## SHORT EXERCISE
Copy the records below exactly, leaving out any pictures.

BEGIN ENTRIES

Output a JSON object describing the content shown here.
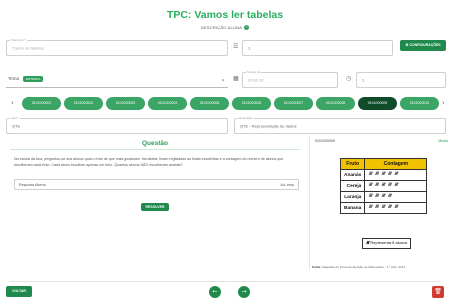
{
  "header": {
    "title": "TPC: Vamos ler tabelas",
    "subheading": "DESCRIÇÃO ALUNA",
    "help_icon": "question-circle-icon"
  },
  "form": {
    "topic_field": {
      "label": "Tópico(s) *",
      "placeholder": "Tópico de tabelas"
    },
    "order_field": {
      "label": "",
      "value": "1"
    },
    "config_button_label": "CONFIGURAÇÕES",
    "tipo_label": "Tema",
    "tipo_tag": "ENTRADA",
    "time_field": {
      "label": "Tempo (s)",
      "value": "00:00:10"
    },
    "sort_field": {
      "label": "",
      "value": "1"
    },
    "code_field": {
      "label": "Cód *",
      "value": "QTE"
    },
    "desc_field": {
      "label": "Descrição",
      "value": "QTE - Representação de dados"
    }
  },
  "pills": [
    {
      "label": "9101000001"
    },
    {
      "label": "9101000002"
    },
    {
      "label": "9101000003"
    },
    {
      "label": "9101000004"
    },
    {
      "label": "9101000005"
    },
    {
      "label": "9101000006"
    },
    {
      "label": "9101000007"
    },
    {
      "label": "9101000008"
    },
    {
      "label": "9101000009"
    },
    {
      "label": "9101000010"
    }
  ],
  "question": {
    "title": "Questão",
    "text": "Na escola da Ana, perguntou-se aos alunos qual o fruto de que mais gostavam. Na tabela, foram registadas as frutas escolhidas e a contagem do número de alunos que escolheram cada fruto. Cada aluno escolheu apenas um fruto. Quantos alunos NÃO escolheram ananás?",
    "answer_type": "Resposta Aberta",
    "answer_right": "Ad.-resp",
    "resolve_label": "RESOLVER"
  },
  "resource": {
    "id": "9101000009",
    "meta": "Media",
    "table": {
      "headers": [
        "Fruto",
        "Contagem"
      ],
      "rows": [
        {
          "fruit": "Ananás",
          "marks": "𝍸 𝍸 𝍸 𝍸 𝍸"
        },
        {
          "fruit": "Cereja",
          "marks": "𝍸 𝍸 𝍸 𝍸 𝍸"
        },
        {
          "fruit": "Laranja",
          "marks": "𝍸 𝍸 𝍸 𝍸"
        },
        {
          "fruit": "Banana",
          "marks": "𝍸 𝍸 𝍸 𝍸 𝍸"
        }
      ]
    },
    "legend_mark": "𝍸",
    "legend_text": "Representa 5 alunos",
    "source_label": "Fonte:",
    "source_text": "Adaptado de Prova de aferição de Matemática - 1.º ciclo, 2014"
  },
  "footer": {
    "back_label": "VOLTAR",
    "prev_icon": "arrow-left-icon",
    "next_icon": "arrow-right-icon",
    "delete_icon": "trash-icon"
  }
}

END ENTRIES

## SOLUTION TO THE EXERCISE
Output a JSON object describing the content shown here.
{
  "header": {
    "title": "TPC: Vamos ler tabelas",
    "subheading": "DESCRIÇÃO ALUNA",
    "help_icon": "question-circle-icon"
  },
  "form": {
    "topic_field": {
      "label": "Tópico(s) *",
      "placeholder": "Tópico de tabelas"
    },
    "order_field": {
      "label": "",
      "value": "1"
    },
    "config_button_label": "CONFIGURAÇÕES",
    "tipo_label": "Tema",
    "tipo_tag": "ENTRADA",
    "time_field": {
      "label": "Tempo (s)",
      "value": "00:00:10"
    },
    "sort_field": {
      "label": "",
      "value": "1"
    },
    "code_field": {
      "label": "Cód *",
      "value": "QTE"
    },
    "desc_field": {
      "label": "Descrição",
      "value": "QTE - Representação de dados"
    }
  },
  "pills": [
    {
      "label": "9101000001"
    },
    {
      "label": "9101000002"
    },
    {
      "label": "9101000003"
    },
    {
      "label": "9101000004"
    },
    {
      "label": "9101000005"
    },
    {
      "label": "9101000006"
    },
    {
      "label": "9101000007"
    },
    {
      "label": "9101000008"
    },
    {
      "label": "9101000009"
    },
    {
      "label": "9101000010"
    }
  ],
  "question": {
    "title": "Questão",
    "text": "Na escola da Ana, perguntou-se aos alunos qual o fruto de que mais gostavam. Na tabela, foram registadas as frutas escolhidas e a contagem do número de alunos que escolheram cada fruto. Cada aluno escolheu apenas um fruto. Quantos alunos NÃO escolheram ananás?",
    "answer_type": "Resposta Aberta",
    "answer_right": "Ad.-resp",
    "resolve_label": "RESOLVER"
  },
  "resource": {
    "id": "9101000009",
    "meta": "Media",
    "table": {
      "headers": [
        "Fruto",
        "Contagem"
      ],
      "rows": [
        {
          "fruit": "Ananás",
          "marks": "𝍸 𝍸 𝍸 𝍸 𝍸"
        },
        {
          "fruit": "Cereja",
          "marks": "𝍸 𝍸 𝍸 𝍸 𝍸"
        },
        {
          "fruit": "Laranja",
          "marks": "𝍸 𝍸 𝍸 𝍸"
        },
        {
          "fruit": "Banana",
          "marks": "𝍸 𝍸 𝍸 𝍸 𝍸"
        }
      ]
    },
    "legend_mark": "𝍸",
    "legend_text": "Representa 5 alunos",
    "source_label": "Fonte:",
    "source_text": "Adaptado de Prova de aferição de Matemática - 1.º ciclo, 2014"
  },
  "footer": {
    "back_label": "VOLTAR",
    "prev_icon": "arrow-left-icon",
    "next_icon": "arrow-right-icon",
    "delete_icon": "trash-icon"
  }
}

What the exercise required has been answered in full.